Task instructions =>
Repeat every record below exactly, leaving out the pictures.

— START Information provided —

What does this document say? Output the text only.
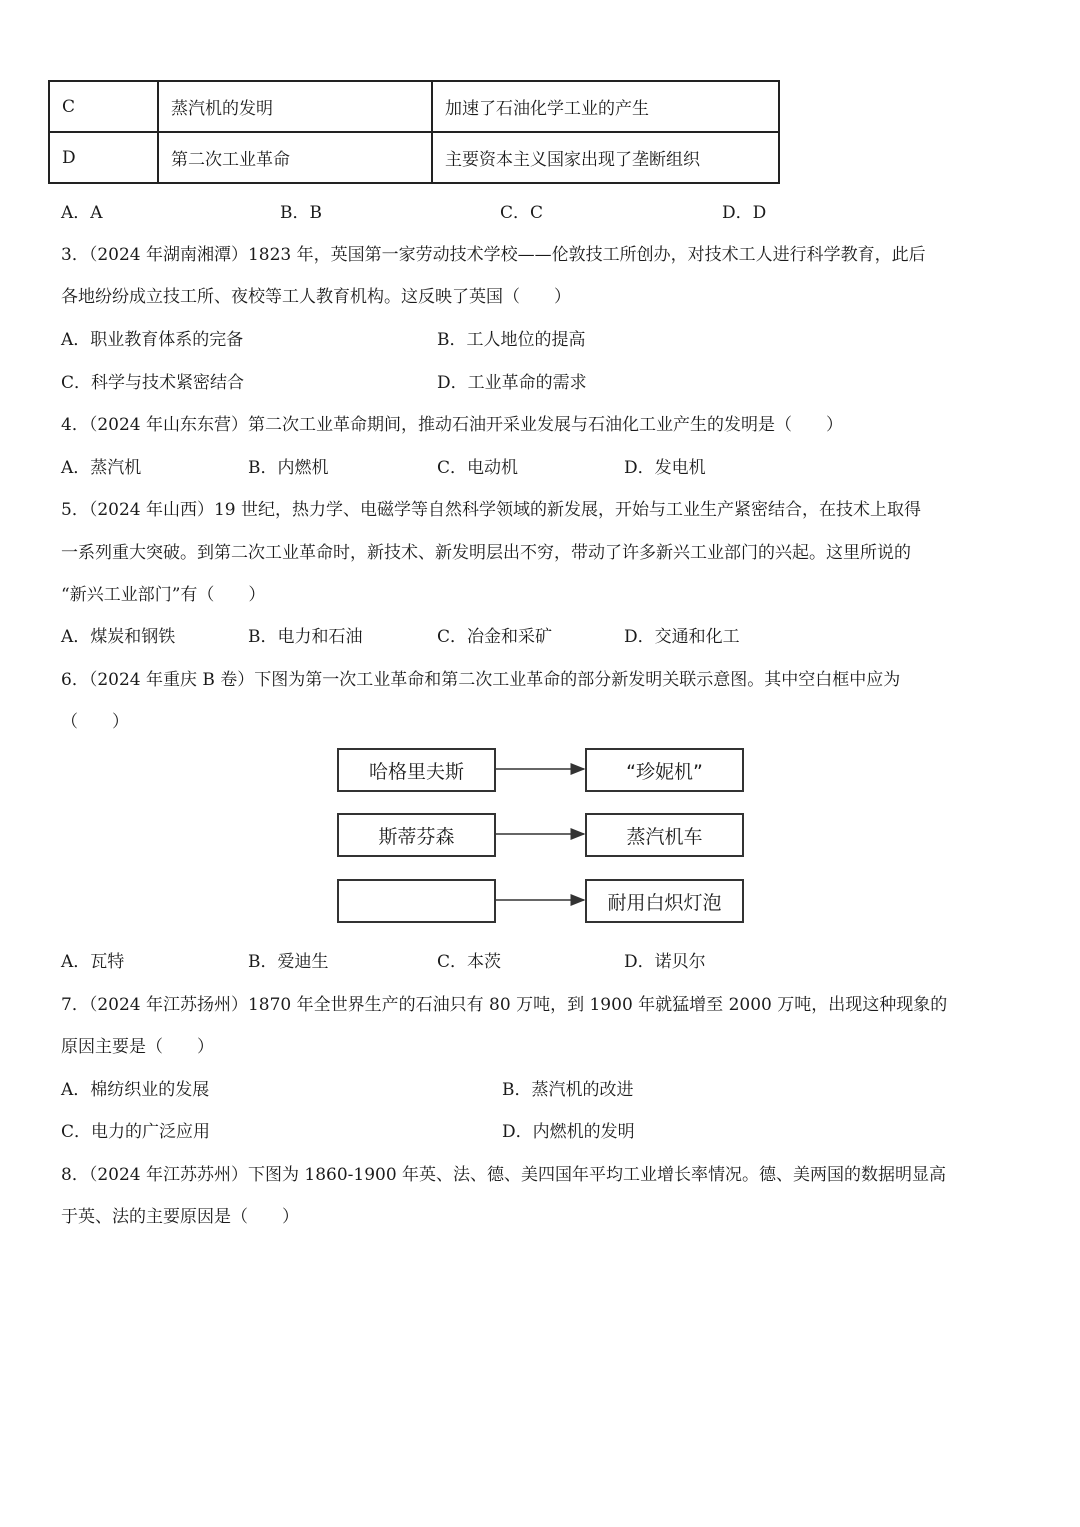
C	蒸汽机的发明	加速了石油化学工业的产生
D	第二次工业革命	主要资本主义国家出现了垄断组织
A．A	B．B	C．C	D．D
3．（2024 年湖南湘潭）1823 年，英国第一家劳动技术学校——伦敦技工所创办，对技术工人进行科学教育，此后
各地纷纷成立技工所、夜校等工人教育机构。这反映了英国（　　）
A．职业教育体系的完备	B．工人地位的提高
C．科学与技术紧密结合	D．工业革命的需求
4．（2024 年山东东营）第二次工业革命期间，推动石油开采业发展与石油化工业产生的发明是（　　）
A．蒸汽机	B．内燃机	C．电动机	D．发电机
5．（2024 年山西）19 世纪，热力学、电磁学等自然科学领域的新发展，开始与工业生产紧密结合，在技术上取得
一系列重大突破。到第二次工业革命时，新技术、新发明层出不穷，带动了许多新兴工业部门的兴起。这里所说的
“新兴工业部门”有（　　）
A．煤炭和钢铁	B．电力和石油	C．冶金和采矿	D．交通和化工
6．（2024 年重庆 B 卷）下图为第一次工业革命和第二次工业革命的部分新发明关联示意图。其中空白框中应为
（　　）
哈格里夫斯
斯蒂芬森
“珍妮机”
蒸汽机车
耐用白炽灯泡
A．瓦特	B．爱迪生	C．本茨	D．诺贝尔
7．（2024 年江苏扬州）1870 年全世界生产的石油只有 80 万吨，到 1900 年就猛增至 2000 万吨，出现这种现象的
原因主要是（　　）
A．棉纺织业的发展	B．蒸汽机的改进
C．电力的广泛应用	D．内燃机的发明
8．（2024 年江苏苏州）下图为 1860-1900 年英、法、德、美四国年平均工业增长率情况。德、美两国的数据明显高
于英、法的主要原因是（　　）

— END Information provided —

Task answer =>
What does this document say? Output the text only.
C	蒸汽机的发明	加速了石油化学工业的产生
D	第二次工业革命	主要资本主义国家出现了垄断组织
A．A	B．B	C．C	D．D
3．（2024 年湖南湘潭）1823 年，英国第一家劳动技术学校——伦敦技工所创办，对技术工人进行科学教育，此后
各地纷纷成立技工所、夜校等工人教育机构。这反映了英国（　　）
A．职业教育体系的完备	B．工人地位的提高
C．科学与技术紧密结合	D．工业革命的需求
4．（2024 年山东东营）第二次工业革命期间，推动石油开采业发展与石油化工业产生的发明是（　　）
A．蒸汽机	B．内燃机	C．电动机	D．发电机
5．（2024 年山西）19 世纪，热力学、电磁学等自然科学领域的新发展，开始与工业生产紧密结合，在技术上取得
一系列重大突破。到第二次工业革命时，新技术、新发明层出不穷，带动了许多新兴工业部门的兴起。这里所说的
“新兴工业部门”有（　　）
A．煤炭和钢铁	B．电力和石油	C．冶金和采矿	D．交通和化工
6．（2024 年重庆 B 卷）下图为第一次工业革命和第二次工业革命的部分新发明关联示意图。其中空白框中应为
（　　）
哈格里夫斯
斯蒂芬森
“珍妮机”
蒸汽机车
耐用白炽灯泡
A．瓦特	B．爱迪生	C．本茨	D．诺贝尔
7．（2024 年江苏扬州）1870 年全世界生产的石油只有 80 万吨，到 1900 年就猛增至 2000 万吨，出现这种现象的
原因主要是（　　）
A．棉纺织业的发展	B．蒸汽机的改进
C．电力的广泛应用	D．内燃机的发明
8．（2024 年江苏苏州）下图为 1860-1900 年英、法、德、美四国年平均工业增长率情况。德、美两国的数据明显高
于英、法的主要原因是（　　）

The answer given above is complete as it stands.